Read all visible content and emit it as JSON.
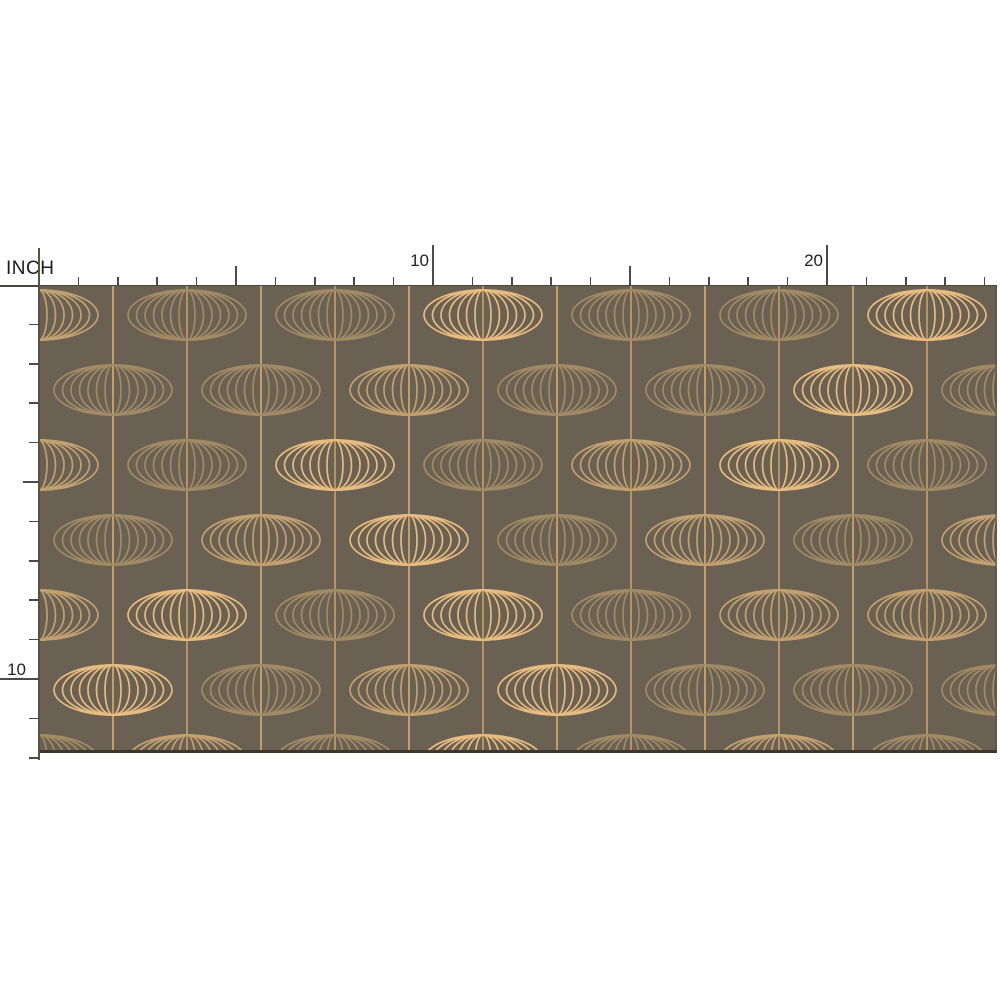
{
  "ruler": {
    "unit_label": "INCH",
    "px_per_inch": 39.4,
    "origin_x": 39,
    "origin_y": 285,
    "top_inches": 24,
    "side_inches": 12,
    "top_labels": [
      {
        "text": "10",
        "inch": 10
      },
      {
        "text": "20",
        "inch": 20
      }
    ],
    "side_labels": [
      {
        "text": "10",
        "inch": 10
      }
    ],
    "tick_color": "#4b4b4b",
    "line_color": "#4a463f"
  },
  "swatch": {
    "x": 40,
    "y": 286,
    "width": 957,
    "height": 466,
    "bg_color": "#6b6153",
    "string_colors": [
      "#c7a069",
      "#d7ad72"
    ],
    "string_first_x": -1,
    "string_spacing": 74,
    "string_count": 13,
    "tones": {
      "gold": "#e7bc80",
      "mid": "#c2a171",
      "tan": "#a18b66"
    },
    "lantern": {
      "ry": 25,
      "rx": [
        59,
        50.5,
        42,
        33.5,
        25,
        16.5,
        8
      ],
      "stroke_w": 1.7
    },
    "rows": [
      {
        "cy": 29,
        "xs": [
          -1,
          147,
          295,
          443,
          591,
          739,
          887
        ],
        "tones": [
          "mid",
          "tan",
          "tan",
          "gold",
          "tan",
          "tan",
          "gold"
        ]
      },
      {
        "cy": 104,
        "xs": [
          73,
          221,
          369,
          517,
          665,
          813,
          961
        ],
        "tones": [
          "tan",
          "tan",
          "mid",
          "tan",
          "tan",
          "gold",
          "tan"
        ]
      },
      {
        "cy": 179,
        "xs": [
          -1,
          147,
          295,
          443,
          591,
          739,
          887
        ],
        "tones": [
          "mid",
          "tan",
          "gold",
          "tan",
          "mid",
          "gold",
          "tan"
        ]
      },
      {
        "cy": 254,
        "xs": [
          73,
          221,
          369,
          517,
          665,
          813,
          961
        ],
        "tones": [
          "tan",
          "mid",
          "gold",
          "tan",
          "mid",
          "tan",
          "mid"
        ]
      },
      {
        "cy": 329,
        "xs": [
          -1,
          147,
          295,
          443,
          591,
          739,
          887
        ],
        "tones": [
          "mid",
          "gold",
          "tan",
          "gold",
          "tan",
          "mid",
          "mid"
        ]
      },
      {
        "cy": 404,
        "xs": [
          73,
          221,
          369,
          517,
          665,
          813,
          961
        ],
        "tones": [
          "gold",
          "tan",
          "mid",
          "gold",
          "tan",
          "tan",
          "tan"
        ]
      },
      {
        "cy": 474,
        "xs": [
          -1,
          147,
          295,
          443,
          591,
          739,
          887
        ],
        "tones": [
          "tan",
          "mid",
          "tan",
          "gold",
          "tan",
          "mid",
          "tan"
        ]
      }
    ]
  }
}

┄┄┄┄┄┄

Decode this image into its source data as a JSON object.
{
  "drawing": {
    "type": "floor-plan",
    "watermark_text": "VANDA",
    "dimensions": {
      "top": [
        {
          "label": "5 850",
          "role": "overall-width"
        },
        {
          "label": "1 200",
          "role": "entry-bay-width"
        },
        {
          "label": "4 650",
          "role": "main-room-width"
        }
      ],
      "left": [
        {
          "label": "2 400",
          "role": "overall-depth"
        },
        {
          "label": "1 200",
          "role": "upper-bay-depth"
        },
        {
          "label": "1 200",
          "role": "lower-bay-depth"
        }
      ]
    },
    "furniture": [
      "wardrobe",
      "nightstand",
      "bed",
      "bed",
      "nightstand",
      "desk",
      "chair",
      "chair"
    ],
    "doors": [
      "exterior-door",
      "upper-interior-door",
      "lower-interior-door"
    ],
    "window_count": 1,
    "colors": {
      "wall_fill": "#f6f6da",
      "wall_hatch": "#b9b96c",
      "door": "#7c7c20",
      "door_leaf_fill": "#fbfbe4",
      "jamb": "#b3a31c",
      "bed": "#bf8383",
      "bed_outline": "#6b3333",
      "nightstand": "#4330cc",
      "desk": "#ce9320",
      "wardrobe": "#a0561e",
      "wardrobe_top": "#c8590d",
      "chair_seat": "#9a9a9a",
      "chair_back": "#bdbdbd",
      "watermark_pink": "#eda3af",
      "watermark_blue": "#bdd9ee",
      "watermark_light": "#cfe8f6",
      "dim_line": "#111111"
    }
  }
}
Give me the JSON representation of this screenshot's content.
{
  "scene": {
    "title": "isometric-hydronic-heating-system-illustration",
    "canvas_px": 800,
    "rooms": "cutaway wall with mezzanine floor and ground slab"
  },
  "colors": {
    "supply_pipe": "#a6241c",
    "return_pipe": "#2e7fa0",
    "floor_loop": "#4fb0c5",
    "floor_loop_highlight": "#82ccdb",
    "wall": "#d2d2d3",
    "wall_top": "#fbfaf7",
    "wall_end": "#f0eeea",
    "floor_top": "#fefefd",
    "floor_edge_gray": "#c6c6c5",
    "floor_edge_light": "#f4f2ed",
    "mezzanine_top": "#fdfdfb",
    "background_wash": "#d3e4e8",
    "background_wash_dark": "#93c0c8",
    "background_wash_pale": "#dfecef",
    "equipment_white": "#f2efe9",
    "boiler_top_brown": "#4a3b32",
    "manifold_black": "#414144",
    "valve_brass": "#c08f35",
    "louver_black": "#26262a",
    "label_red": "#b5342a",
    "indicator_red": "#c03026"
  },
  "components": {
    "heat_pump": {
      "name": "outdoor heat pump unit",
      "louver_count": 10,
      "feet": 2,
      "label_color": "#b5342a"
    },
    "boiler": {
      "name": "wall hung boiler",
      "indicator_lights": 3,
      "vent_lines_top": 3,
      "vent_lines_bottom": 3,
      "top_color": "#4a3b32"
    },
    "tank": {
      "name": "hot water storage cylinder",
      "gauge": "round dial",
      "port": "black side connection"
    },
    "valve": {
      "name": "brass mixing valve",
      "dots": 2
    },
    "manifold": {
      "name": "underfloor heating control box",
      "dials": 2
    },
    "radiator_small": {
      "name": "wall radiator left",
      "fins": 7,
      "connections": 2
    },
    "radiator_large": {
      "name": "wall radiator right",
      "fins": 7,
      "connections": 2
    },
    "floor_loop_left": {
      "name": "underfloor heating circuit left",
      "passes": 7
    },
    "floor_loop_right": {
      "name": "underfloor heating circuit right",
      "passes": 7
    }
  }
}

┄┄┄┄┄┄

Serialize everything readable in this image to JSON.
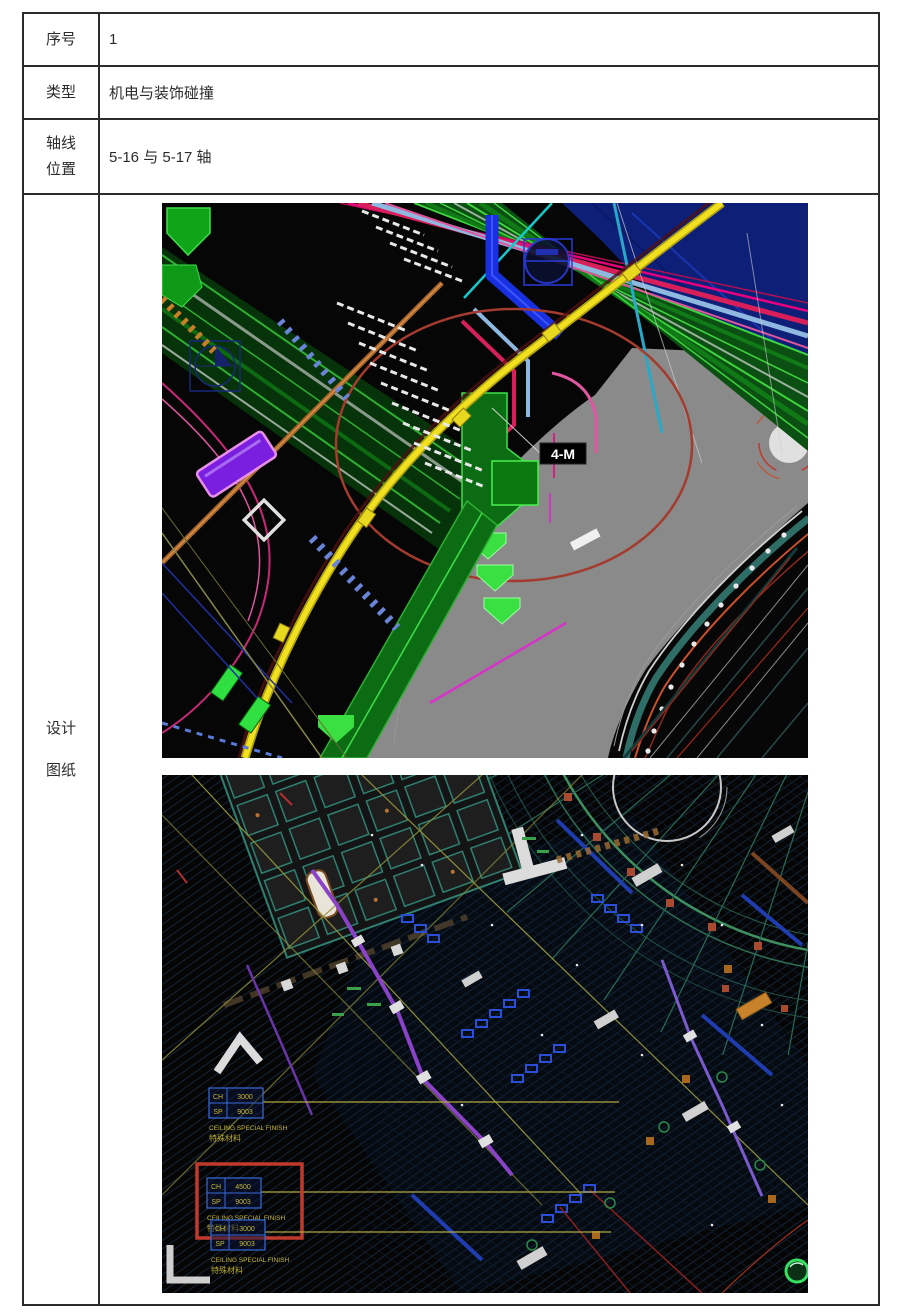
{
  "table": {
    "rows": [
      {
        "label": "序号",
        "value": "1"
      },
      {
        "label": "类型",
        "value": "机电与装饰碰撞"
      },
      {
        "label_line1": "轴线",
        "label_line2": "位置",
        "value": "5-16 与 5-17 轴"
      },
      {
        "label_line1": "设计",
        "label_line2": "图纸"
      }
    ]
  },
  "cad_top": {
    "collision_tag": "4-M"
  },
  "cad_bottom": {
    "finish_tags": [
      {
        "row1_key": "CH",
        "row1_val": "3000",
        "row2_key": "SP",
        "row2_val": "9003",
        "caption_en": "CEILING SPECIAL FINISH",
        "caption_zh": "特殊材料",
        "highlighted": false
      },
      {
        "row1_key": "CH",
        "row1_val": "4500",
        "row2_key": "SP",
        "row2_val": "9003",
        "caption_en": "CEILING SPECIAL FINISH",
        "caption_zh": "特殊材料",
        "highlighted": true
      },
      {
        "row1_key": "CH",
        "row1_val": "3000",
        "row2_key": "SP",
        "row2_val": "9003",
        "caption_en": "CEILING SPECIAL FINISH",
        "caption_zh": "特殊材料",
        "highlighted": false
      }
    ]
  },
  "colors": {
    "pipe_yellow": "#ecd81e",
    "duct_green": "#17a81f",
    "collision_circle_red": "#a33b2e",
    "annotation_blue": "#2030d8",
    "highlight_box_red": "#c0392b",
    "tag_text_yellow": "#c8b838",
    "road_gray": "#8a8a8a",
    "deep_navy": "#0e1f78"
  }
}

┄┄┄┄┄┄

- Task to carry out: Show the lines of the records that include the string "JSON".

- Solution:
Read all visible content and emit it as JSON.
Decode this image into its source data as a JSON object.
Give me the JSON representation of this screenshot's content.
Serialize everything readable in this image to JSON.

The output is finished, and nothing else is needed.